DO THIS
Leave out the pictures and copy every record exactly.

-------- RECORDS SHOWN --------

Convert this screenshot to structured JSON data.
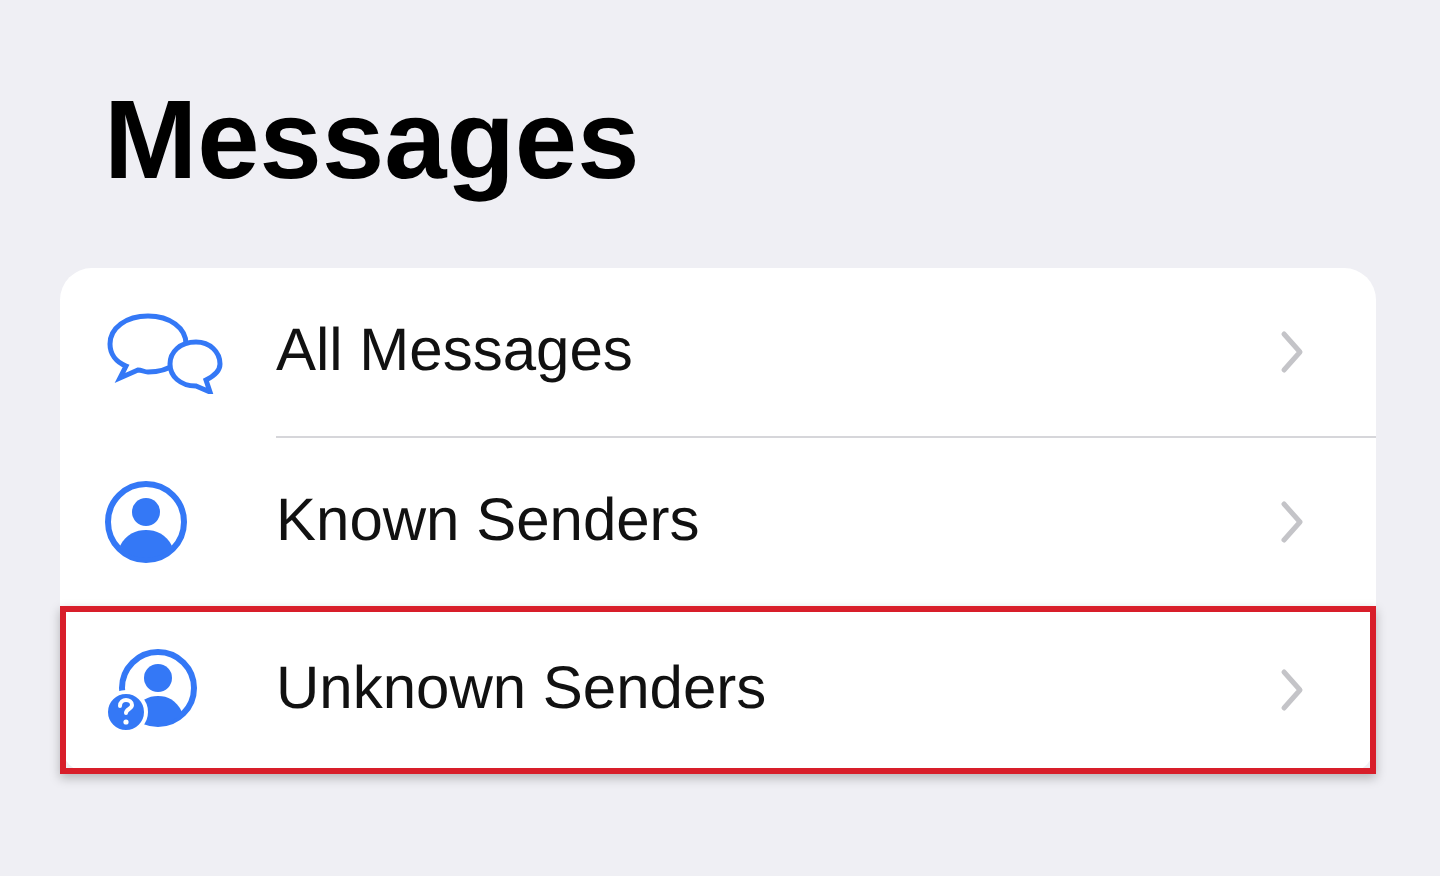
{
  "title": "Messages",
  "items": [
    {
      "label": "All Messages",
      "kind": "chat",
      "highlighted": false
    },
    {
      "label": "Known Senders",
      "kind": "person",
      "highlighted": false
    },
    {
      "label": "Unknown Senders",
      "kind": "unknown",
      "highlighted": true
    }
  ]
}
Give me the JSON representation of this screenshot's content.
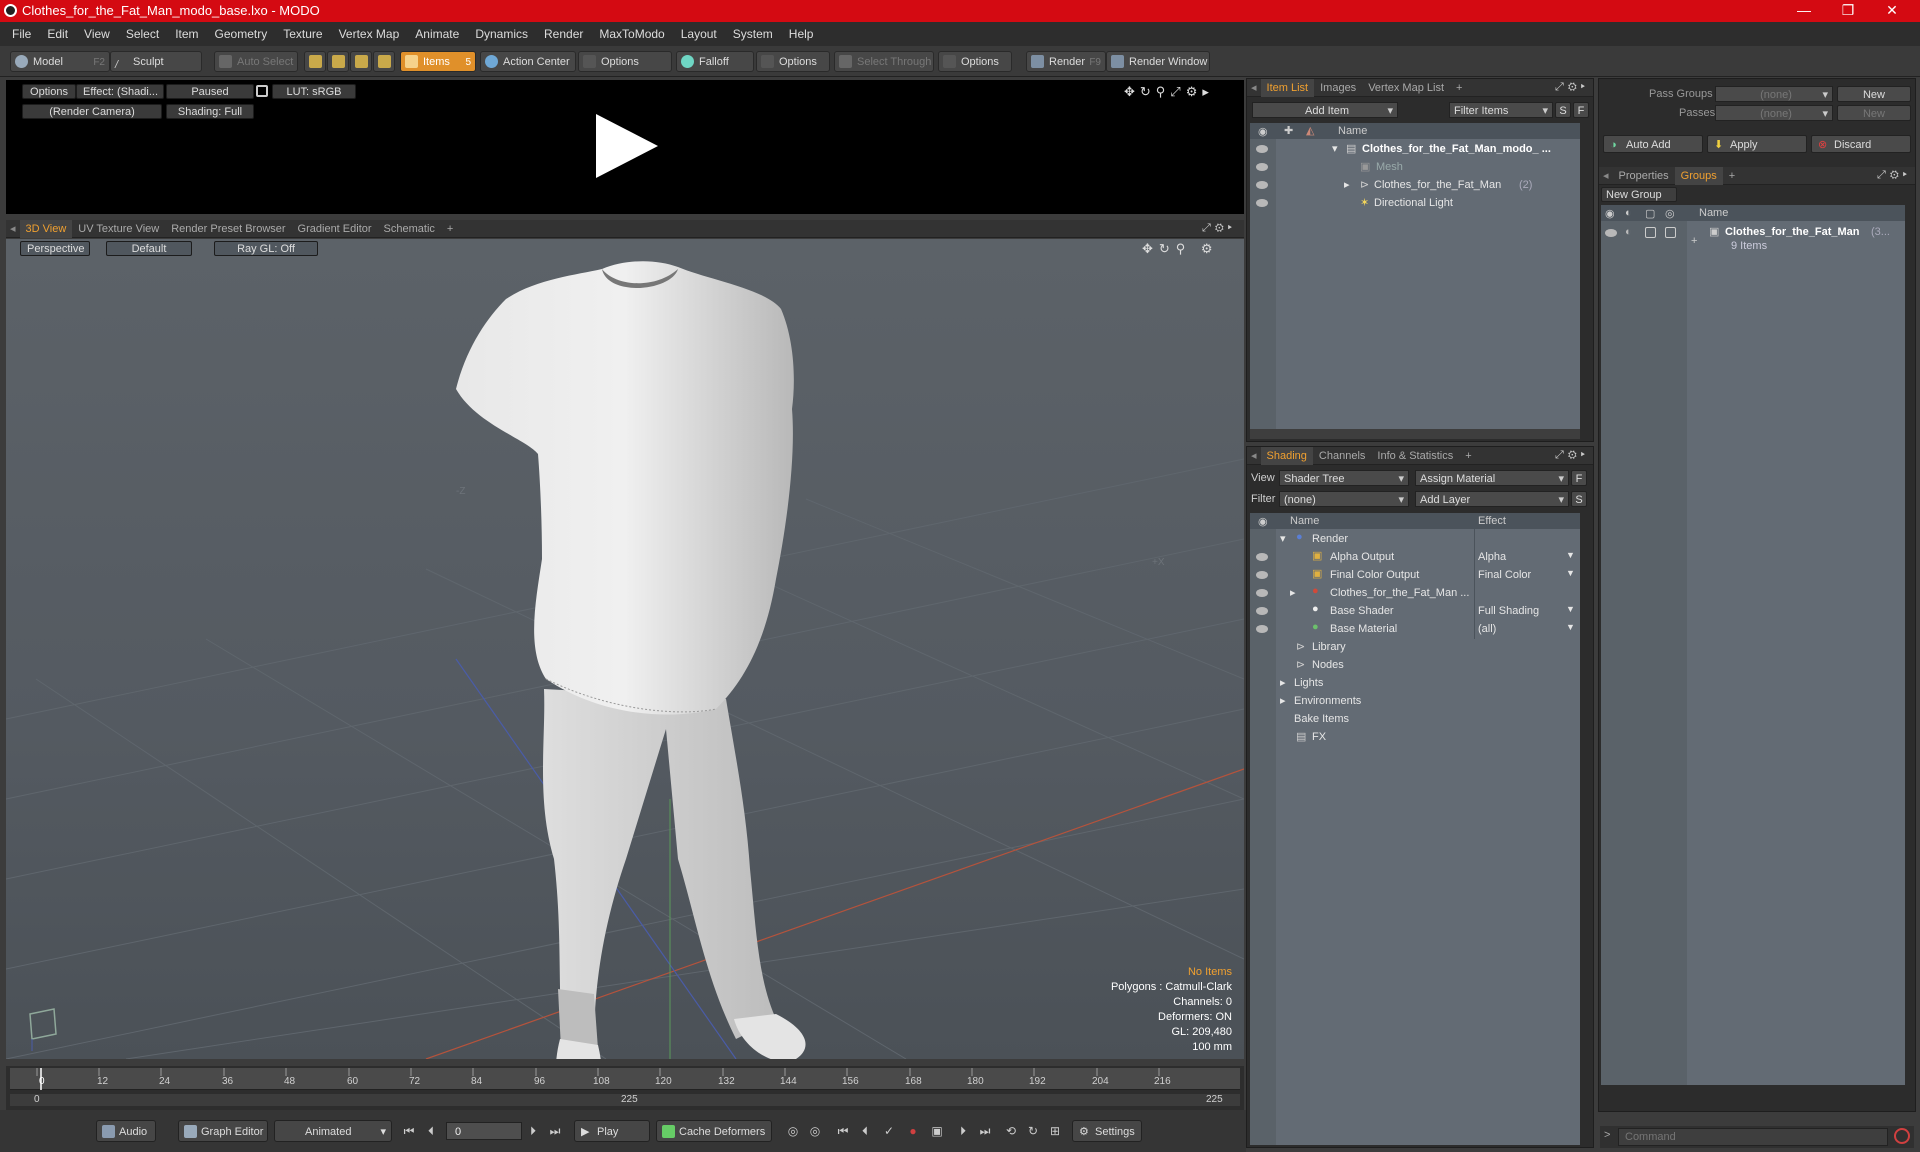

--------

ANSWER BELOW
Convert this screenshot to structured JSON data.
{
  "title": "Messages",
  "items": [
    {
      "label": "All Messages",
      "kind": "chat",
      "highlighted": false
    },
    {
      "label": "Known Senders",
      "kind": "person",
      "highlighted": false
    },
    {
      "label": "Unknown Senders",
      "kind": "unknown",
      "highlighted": true
    }
  ]
}
Give me the JSON representation of this screenshot's content.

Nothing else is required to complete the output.